**GIVEN REQUEST A:**
From the records, extract everything from the start down through the line containing "y-axis-label: SCC [0,74,14,101]", and reproduce those lines unchanged.

# [Wet Thumb Forum]-KNO3/Testing Question



## Vinlo (Jul 27, 2004)

In recent weeks I have been trying to get a dosing schedule down. I have encounter several problems in the way of Nitrate test kits. I finally have one that works, a Seachem one.. tested with the 10ppm stock solution and everything appears fine. Here is my problem on my 30g tank..

I tested my tank, it read 0ppm..
I added 1/4tsp (~5ppm) of KNO3 (disolved in a small bowl and then added to the tank)
Tested again a day later.. still 0ppm
Added more KNO3..
Tested again.. still zero
Did a water change and added 1/2tsp of KNO3 (~11ppm)
Tested tank 2 hours later.. still zero?!?

I am using KNO3 that I bought at a hydroponics store. It has a guaranteed analysis of 12% Nitrogen (N) and 44% Soluable Potash (K20). What is the other 44%? Now could this KNO3 be my problem? I am really at a loss here so any help is grealy appreciated!

_____________________________
30g, 2wpg (NO Fluorescent), 90% Flourite, DIY CO2, HOB


----------



## Vinlo (Jul 27, 2004)

In recent weeks I have been trying to get a dosing schedule down. I have encounter several problems in the way of Nitrate test kits. I finally have one that works, a Seachem one.. tested with the 10ppm stock solution and everything appears fine. Here is my problem on my 30g tank..

I tested my tank, it read 0ppm..
I added 1/4tsp (~5ppm) of KNO3 (disolved in a small bowl and then added to the tank)
Tested again a day later.. still 0ppm
Added more KNO3..
Tested again.. still zero
Did a water change and added 1/2tsp of KNO3 (~11ppm)
Tested tank 2 hours later.. still zero?!?

I am using KNO3 that I bought at a hydroponics store. It has a guaranteed analysis of 12% Nitrogen (N) and 44% Soluable Potash (K20). What is the other 44%? Now could this KNO3 be my problem? I am really at a loss here so any help is grealy appreciated!

_____________________________
30g, 2wpg (NO Fluorescent), 90% Flourite, DIY CO2, HOB


----------



## Roger Miller (Jun 19, 2004)

Pure KNO3 would be 14% N, 47% K2O and 40% O2. Your KNO3 is not very pure. Most of the remaining 44% is oxygen and some no doubt is water. Technical and agricultural grade chemicals always contain impurities.

I can't say exactly what the impurities (other than water) might be. One possible explanation is that the stuff is about 87% KNO3, about 4% K from some other source and about 9% other compounds -- including water -- that contain neither K nor N.

If careful reading of the label doesn't tell you what the impurities are then you might be able to find a more detailed analysis from the MSDS (Materials Safety Data Sheet) for the product.

I can't help much with reasons why the kit doesn't seem to be working. I suppose it's possible that whatever is in the product you bought is not KNO3. That would be odd.

Roger Miller

------------
_"The indispensible first step to getting the things you want out of life is this: Decide what you want" -- Ben Stein_


----------



## Vinlo (Jul 27, 2004)

Records:
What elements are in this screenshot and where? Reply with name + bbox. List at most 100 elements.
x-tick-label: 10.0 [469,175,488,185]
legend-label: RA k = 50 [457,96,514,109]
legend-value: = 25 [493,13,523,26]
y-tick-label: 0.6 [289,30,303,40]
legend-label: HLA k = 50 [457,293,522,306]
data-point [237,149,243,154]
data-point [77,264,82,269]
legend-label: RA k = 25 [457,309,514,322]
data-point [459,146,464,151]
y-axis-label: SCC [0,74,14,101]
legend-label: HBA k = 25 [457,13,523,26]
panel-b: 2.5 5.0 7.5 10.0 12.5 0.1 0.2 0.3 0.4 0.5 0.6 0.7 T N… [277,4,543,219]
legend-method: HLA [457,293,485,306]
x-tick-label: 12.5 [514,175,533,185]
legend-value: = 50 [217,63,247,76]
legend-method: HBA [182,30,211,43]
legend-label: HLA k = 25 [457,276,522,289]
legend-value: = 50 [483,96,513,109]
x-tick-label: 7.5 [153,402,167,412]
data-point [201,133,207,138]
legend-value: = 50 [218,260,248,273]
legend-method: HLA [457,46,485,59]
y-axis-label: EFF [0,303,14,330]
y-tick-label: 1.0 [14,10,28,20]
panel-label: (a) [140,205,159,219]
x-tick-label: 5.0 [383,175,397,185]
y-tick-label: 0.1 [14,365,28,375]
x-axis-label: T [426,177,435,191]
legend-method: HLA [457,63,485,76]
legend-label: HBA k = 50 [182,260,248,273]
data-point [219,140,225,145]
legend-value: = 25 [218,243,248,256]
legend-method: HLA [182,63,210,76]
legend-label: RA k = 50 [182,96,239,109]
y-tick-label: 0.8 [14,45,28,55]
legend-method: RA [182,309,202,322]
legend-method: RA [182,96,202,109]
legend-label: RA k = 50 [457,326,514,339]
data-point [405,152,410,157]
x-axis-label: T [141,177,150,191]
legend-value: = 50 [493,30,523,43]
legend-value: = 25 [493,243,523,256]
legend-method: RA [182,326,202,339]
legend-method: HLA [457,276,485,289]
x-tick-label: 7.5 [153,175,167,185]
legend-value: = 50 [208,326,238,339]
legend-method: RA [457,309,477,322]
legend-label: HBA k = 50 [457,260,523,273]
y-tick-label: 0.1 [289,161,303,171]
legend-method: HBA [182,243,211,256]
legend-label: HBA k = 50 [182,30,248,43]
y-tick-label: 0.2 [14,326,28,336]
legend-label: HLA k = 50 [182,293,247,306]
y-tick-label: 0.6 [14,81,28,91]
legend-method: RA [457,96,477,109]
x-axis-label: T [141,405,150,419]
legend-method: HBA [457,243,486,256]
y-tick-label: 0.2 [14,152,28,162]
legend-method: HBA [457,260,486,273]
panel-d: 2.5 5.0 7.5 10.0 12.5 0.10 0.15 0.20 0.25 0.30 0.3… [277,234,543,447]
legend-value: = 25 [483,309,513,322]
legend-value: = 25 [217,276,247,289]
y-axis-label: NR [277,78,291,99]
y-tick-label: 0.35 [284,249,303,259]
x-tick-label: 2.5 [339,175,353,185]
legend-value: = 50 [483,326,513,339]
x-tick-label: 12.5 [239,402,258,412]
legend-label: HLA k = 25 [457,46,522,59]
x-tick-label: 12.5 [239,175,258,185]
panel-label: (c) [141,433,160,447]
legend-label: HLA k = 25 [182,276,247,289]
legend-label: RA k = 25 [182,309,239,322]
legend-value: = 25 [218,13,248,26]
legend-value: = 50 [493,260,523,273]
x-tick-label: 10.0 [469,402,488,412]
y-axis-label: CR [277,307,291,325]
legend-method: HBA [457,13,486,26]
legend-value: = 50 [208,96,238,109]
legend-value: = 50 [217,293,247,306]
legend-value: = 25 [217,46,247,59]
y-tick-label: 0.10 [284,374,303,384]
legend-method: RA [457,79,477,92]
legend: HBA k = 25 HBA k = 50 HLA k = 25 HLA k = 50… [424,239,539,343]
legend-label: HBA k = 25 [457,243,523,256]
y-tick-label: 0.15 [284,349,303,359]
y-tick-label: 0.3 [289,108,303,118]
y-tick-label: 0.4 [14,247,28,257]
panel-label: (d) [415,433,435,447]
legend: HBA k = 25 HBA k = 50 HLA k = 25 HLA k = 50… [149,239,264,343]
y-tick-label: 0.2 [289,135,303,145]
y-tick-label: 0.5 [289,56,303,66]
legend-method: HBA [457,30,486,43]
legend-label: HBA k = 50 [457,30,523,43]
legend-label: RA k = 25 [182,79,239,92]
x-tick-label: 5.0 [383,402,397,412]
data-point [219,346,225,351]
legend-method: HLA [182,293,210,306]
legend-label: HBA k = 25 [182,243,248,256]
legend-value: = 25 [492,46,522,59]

**GIVEN REQUEST B:**
In the forum thread on KNO3 testing, what composition does the reply give for pure KNO3?

**TASK OUTPUT A:**
What elements are in this screenshot and where? Reply with name + bbox. List at most 100 elements.
x-tick-label: 10.0 [469,175,488,185]
legend-label: RA k = 50 [457,96,514,109]
legend-value: = 25 [493,13,523,26]
y-tick-label: 0.6 [289,30,303,40]
legend-label: HLA k = 50 [457,293,522,306]
data-point [237,149,243,154]
data-point [77,264,82,269]
legend-label: RA k = 25 [457,309,514,322]
data-point [459,146,464,151]
y-axis-label: SCC [0,74,14,101]

**TASK OUTPUT B:**
Pure KNO3 would be 14% N, 47% K2O and 40% O2.